Given request - Return every line of the records that contains the string "烟台市农信达专业合作社联合社", matching case exactly.

Exercise material -
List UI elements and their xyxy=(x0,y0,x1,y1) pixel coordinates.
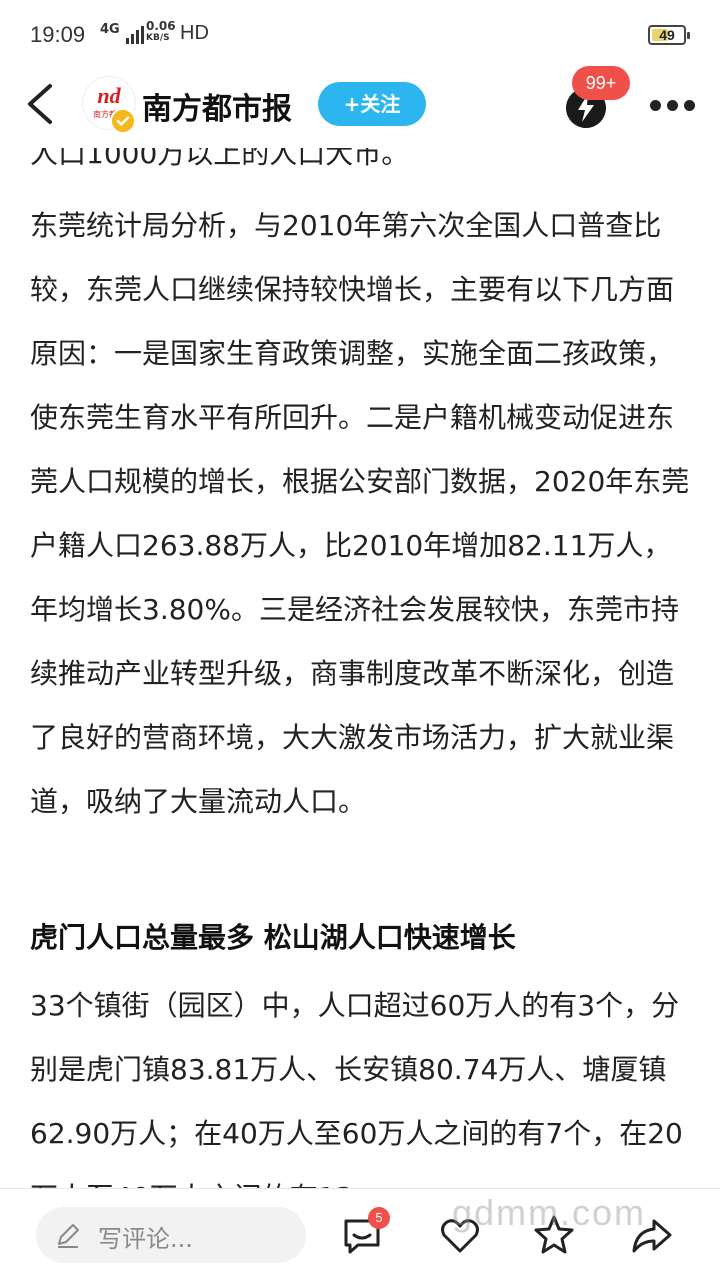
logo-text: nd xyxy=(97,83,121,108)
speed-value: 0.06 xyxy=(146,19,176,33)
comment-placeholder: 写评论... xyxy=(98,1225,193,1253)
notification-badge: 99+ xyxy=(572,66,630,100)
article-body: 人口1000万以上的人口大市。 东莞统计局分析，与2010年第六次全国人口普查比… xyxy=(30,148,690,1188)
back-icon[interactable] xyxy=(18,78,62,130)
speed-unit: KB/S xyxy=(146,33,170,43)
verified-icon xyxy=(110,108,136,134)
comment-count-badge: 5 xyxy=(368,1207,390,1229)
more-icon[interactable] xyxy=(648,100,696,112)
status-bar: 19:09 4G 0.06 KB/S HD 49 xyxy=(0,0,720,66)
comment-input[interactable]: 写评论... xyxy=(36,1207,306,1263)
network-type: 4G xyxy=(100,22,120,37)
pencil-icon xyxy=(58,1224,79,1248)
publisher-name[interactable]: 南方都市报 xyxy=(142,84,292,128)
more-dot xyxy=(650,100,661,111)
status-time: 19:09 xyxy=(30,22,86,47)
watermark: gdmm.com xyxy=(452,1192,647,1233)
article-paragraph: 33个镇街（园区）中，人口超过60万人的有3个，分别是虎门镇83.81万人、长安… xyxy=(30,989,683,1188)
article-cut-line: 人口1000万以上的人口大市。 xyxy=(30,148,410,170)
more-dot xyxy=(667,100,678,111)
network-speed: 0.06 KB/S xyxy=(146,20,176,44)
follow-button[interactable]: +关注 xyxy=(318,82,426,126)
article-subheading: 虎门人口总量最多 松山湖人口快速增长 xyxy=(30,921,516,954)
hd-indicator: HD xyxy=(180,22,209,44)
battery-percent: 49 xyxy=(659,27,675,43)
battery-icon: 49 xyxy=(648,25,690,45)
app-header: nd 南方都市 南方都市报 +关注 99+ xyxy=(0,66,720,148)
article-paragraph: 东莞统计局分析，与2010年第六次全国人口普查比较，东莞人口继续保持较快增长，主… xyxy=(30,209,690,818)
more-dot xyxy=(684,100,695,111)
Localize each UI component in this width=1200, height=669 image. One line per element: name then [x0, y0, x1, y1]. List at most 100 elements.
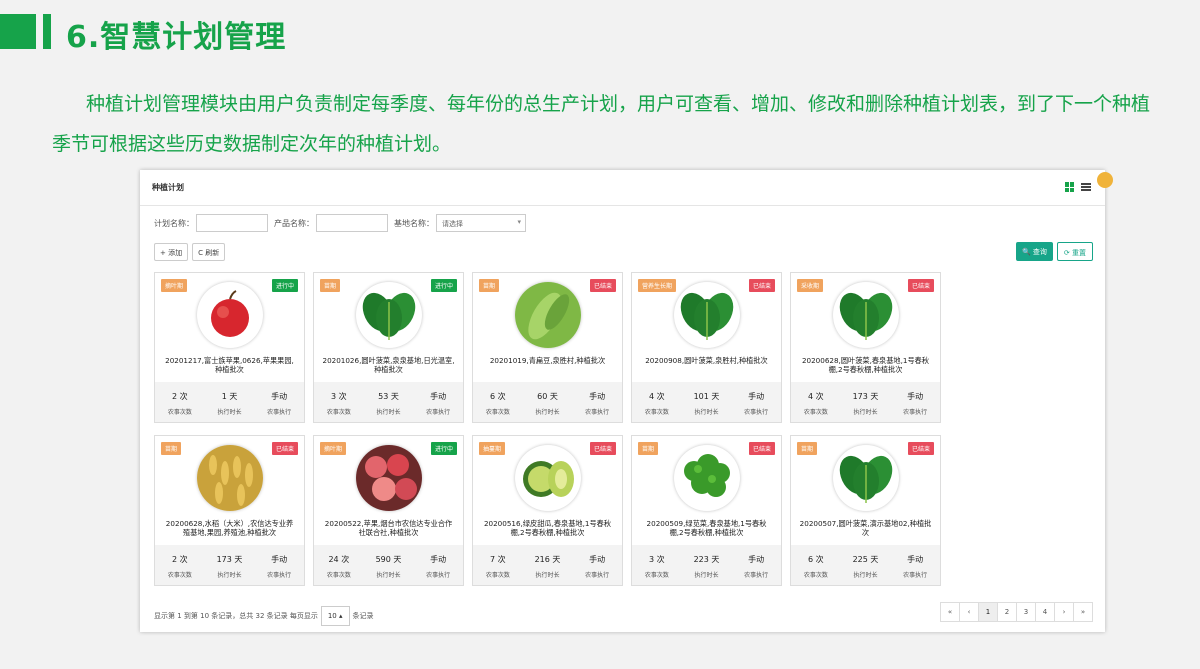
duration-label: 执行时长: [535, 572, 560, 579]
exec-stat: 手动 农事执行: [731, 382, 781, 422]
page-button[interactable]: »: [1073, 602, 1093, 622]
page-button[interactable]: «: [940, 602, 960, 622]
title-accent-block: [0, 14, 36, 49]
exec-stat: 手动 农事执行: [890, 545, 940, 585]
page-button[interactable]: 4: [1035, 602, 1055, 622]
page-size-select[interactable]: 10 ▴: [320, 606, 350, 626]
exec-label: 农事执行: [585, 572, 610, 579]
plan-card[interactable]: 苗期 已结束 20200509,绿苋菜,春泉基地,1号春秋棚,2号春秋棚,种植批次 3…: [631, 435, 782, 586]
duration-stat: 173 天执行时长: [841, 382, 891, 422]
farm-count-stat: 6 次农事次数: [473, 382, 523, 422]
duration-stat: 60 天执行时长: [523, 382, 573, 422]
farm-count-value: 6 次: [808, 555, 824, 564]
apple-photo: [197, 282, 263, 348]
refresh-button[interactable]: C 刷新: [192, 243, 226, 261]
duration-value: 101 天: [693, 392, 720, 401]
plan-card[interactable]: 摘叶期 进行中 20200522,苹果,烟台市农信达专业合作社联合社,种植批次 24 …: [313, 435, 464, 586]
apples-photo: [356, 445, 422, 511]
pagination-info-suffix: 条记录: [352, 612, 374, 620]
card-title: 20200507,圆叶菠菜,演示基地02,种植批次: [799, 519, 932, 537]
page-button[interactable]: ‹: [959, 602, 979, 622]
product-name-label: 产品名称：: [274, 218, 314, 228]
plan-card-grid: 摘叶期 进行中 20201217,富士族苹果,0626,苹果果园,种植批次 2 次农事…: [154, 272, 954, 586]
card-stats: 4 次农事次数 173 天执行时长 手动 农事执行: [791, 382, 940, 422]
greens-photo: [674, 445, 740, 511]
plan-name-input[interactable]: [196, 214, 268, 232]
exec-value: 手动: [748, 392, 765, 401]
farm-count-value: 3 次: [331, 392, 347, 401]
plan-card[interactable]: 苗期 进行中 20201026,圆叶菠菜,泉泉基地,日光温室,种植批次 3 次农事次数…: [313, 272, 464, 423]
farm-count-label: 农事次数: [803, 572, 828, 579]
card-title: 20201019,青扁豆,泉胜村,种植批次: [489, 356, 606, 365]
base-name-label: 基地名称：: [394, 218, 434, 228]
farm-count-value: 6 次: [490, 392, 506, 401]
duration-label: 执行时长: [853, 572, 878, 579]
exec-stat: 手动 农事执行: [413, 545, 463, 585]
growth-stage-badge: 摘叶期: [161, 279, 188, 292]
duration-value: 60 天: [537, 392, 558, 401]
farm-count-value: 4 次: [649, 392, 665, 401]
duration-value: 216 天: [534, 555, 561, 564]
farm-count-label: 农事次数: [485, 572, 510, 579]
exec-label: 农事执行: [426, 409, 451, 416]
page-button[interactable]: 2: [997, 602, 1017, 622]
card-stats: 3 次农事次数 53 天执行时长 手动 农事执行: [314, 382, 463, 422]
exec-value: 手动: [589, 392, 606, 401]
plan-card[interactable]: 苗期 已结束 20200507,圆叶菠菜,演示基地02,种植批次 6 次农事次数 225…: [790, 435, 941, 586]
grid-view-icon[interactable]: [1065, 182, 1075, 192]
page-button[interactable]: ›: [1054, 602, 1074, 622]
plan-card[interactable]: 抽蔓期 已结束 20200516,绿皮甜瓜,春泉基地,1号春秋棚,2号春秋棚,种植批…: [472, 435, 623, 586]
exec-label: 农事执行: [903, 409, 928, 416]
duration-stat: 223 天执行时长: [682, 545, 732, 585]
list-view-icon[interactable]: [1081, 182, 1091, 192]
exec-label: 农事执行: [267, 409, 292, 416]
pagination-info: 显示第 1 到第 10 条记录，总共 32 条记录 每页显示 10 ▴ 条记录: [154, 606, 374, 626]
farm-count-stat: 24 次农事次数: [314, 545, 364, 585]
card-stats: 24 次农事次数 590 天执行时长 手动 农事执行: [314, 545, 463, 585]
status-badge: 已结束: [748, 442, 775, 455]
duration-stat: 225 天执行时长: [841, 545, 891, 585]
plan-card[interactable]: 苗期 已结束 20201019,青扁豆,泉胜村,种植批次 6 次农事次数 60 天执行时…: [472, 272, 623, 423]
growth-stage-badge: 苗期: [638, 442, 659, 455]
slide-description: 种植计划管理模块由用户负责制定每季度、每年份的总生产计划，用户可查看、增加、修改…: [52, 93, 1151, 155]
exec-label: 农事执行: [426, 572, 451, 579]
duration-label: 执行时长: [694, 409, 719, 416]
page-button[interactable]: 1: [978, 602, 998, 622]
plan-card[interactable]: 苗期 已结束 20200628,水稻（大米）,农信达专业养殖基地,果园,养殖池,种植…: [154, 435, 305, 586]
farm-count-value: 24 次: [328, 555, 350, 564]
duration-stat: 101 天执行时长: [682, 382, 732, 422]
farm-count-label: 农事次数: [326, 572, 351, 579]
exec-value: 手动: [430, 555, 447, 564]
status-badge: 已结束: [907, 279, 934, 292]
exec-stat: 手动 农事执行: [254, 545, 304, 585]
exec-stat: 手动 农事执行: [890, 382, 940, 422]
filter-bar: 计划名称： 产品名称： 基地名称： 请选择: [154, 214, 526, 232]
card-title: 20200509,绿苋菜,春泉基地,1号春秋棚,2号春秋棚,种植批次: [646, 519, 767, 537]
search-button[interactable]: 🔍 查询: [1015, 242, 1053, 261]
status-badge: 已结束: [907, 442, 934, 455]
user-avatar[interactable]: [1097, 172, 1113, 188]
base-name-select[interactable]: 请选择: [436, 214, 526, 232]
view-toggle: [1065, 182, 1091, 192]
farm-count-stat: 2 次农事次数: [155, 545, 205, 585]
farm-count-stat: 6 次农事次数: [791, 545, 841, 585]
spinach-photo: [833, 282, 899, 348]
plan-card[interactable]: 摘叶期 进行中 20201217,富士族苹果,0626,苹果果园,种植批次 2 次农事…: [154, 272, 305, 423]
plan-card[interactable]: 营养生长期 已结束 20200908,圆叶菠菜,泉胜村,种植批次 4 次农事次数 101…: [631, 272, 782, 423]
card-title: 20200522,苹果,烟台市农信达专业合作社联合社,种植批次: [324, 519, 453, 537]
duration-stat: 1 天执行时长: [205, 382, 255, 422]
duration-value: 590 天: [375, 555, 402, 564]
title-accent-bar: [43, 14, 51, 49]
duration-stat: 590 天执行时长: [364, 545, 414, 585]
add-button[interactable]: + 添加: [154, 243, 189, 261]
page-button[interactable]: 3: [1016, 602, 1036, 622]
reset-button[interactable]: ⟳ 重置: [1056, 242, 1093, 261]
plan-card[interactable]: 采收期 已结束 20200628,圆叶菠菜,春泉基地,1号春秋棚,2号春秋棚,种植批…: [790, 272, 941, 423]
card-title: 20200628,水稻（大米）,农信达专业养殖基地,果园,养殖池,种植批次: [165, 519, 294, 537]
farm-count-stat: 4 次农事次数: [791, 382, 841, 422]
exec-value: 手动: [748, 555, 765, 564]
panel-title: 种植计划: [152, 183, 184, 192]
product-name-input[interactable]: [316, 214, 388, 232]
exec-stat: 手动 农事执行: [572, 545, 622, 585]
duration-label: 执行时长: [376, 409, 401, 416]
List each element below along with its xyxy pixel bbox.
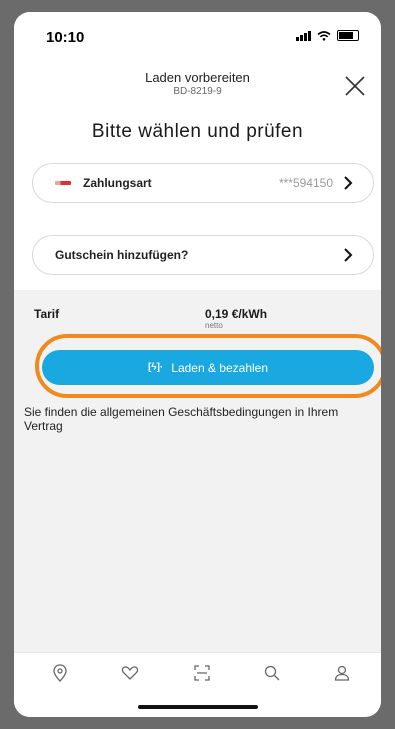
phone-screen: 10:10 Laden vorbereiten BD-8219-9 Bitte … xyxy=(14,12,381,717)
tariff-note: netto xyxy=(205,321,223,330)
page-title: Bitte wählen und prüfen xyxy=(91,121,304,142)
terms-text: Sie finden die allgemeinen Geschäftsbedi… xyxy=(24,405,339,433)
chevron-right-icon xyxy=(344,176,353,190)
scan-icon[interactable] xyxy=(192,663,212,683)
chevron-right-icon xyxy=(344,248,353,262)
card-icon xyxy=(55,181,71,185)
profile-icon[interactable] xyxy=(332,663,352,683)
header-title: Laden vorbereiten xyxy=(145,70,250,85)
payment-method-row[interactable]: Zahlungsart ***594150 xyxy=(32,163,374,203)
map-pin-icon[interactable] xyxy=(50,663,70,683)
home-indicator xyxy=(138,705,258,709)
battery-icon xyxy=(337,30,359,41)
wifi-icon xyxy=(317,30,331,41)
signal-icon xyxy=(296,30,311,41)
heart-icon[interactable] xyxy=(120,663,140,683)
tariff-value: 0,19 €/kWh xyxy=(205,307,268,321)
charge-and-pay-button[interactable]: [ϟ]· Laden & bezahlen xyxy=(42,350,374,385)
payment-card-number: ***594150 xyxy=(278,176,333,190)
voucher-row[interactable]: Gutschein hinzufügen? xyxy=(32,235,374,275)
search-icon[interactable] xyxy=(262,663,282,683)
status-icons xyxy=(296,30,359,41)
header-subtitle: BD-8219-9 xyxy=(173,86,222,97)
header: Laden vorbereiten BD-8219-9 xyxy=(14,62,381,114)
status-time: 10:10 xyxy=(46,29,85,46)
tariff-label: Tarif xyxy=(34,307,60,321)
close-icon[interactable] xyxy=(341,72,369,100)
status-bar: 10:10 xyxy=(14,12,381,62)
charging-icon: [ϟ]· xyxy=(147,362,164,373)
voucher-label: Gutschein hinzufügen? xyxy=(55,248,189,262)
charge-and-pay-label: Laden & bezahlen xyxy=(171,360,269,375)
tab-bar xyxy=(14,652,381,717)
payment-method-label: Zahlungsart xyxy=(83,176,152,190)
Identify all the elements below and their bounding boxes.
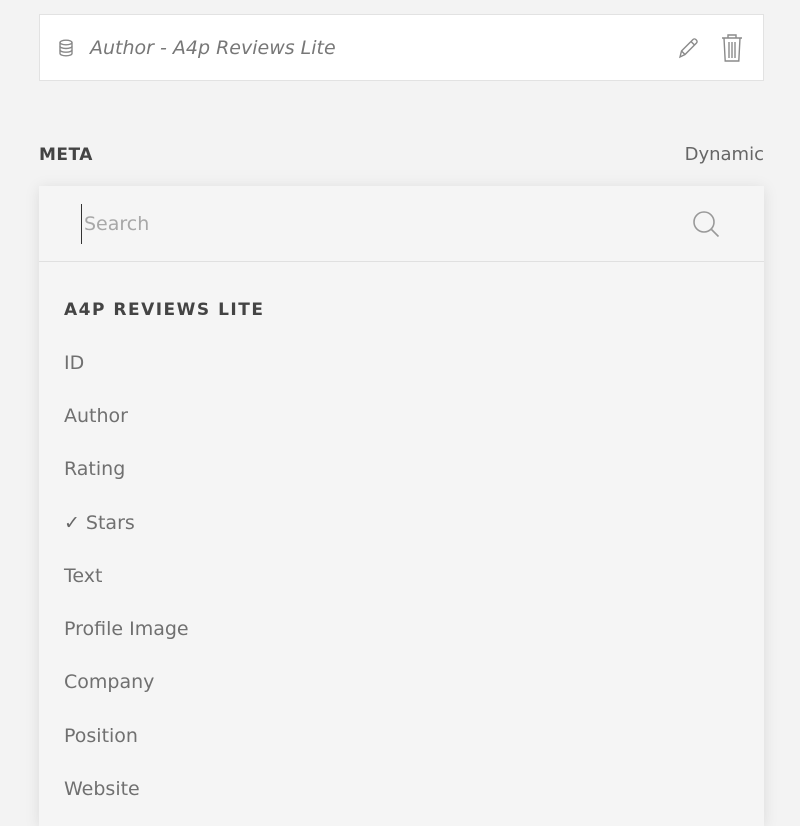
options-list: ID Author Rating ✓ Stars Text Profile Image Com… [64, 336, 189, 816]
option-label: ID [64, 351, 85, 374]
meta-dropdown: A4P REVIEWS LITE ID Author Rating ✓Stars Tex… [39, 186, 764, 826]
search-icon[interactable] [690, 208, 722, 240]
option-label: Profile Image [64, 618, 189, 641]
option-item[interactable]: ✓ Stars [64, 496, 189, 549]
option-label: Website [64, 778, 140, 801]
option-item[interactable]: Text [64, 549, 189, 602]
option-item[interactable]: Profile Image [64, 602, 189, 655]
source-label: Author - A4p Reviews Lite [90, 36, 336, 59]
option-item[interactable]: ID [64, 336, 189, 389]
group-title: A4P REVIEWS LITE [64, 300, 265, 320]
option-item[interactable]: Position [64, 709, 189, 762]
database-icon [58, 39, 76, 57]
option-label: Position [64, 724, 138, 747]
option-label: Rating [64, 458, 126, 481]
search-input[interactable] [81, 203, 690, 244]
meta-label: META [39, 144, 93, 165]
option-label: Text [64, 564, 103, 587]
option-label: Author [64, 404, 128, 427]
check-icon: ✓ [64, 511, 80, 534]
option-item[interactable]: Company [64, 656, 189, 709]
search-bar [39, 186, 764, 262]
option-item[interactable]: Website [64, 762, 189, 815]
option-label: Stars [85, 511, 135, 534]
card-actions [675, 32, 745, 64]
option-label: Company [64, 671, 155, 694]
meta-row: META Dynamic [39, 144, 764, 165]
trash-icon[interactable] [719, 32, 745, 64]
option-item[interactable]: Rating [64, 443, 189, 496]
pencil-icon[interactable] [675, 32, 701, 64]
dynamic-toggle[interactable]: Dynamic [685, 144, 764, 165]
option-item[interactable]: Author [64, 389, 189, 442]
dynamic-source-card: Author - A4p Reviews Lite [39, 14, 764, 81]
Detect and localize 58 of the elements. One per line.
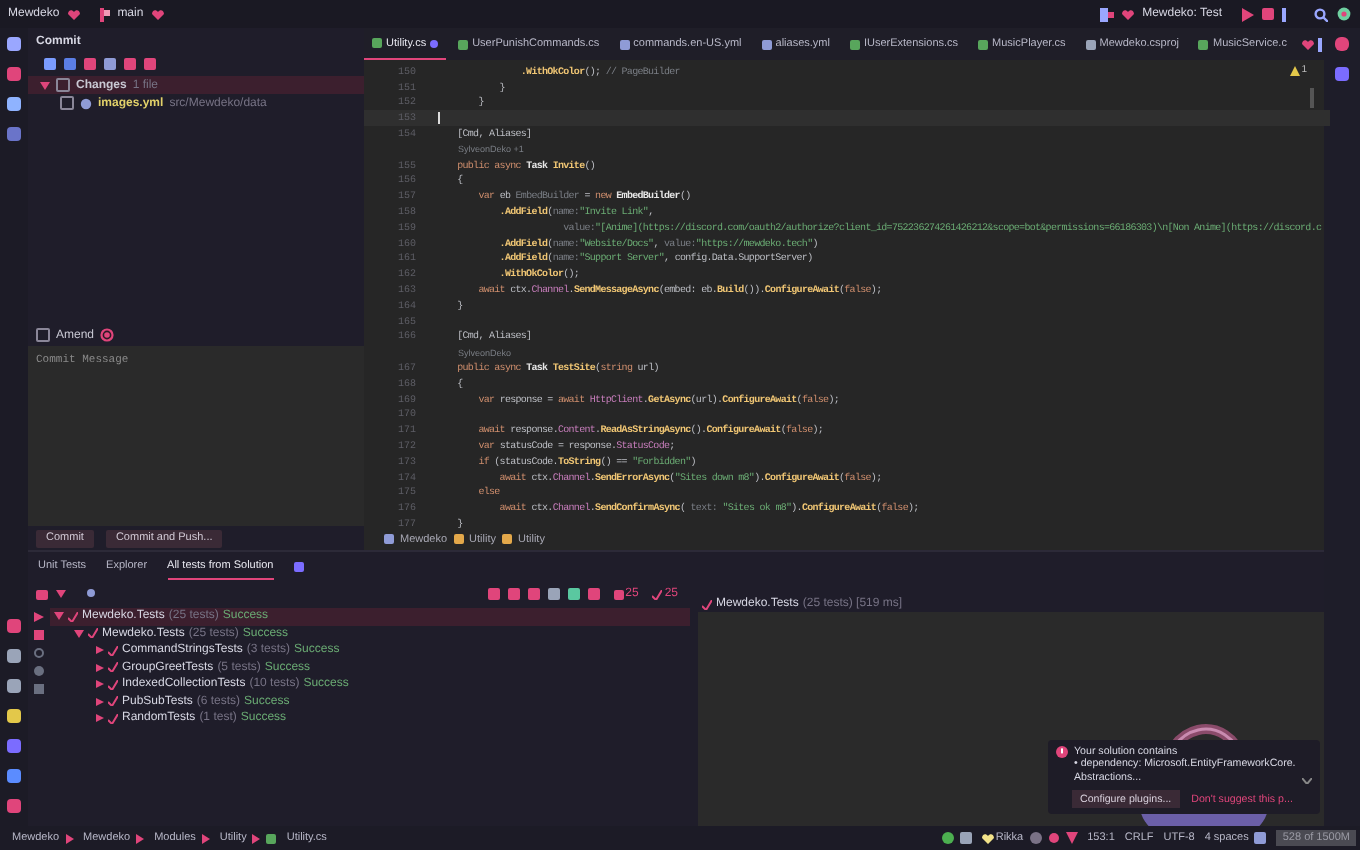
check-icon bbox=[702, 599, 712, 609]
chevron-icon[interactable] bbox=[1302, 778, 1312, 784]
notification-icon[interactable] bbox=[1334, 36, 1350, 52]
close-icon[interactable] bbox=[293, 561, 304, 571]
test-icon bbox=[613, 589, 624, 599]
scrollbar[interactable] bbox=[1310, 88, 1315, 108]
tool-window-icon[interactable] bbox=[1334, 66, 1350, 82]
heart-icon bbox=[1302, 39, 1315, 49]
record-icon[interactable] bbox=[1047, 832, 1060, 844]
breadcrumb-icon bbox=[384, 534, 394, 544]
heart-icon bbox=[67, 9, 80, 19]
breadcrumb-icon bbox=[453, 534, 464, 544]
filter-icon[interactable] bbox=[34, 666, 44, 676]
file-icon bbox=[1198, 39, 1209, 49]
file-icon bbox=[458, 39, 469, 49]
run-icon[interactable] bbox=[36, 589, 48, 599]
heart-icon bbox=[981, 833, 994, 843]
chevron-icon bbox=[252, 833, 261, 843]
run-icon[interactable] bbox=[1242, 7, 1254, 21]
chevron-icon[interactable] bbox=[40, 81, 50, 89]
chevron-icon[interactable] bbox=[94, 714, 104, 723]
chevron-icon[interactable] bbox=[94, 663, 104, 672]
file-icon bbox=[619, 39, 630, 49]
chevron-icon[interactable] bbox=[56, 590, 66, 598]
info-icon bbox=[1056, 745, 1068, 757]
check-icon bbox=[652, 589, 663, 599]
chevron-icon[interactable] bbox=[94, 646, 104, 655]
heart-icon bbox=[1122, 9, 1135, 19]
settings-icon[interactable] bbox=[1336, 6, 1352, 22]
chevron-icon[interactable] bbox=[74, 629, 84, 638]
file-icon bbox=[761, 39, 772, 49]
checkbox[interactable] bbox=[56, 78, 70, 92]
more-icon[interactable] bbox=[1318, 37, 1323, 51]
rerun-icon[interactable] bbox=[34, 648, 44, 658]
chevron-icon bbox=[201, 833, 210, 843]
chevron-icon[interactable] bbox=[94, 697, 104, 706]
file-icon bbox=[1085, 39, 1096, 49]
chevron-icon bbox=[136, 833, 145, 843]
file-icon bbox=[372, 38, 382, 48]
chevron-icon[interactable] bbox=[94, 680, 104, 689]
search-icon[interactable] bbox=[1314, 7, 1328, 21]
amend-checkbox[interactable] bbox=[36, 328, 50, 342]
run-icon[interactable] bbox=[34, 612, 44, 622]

Solved exercise -
plan-card[interactable]: 摘叶期 进行中 20200522,苹果,烟台市农信达专业合作社联合社,种植批次 24 …: [313, 435, 464, 586]
card-title: 20200522,苹果,烟台市农信达专业合作社联合社,种植批次: [324, 519, 453, 537]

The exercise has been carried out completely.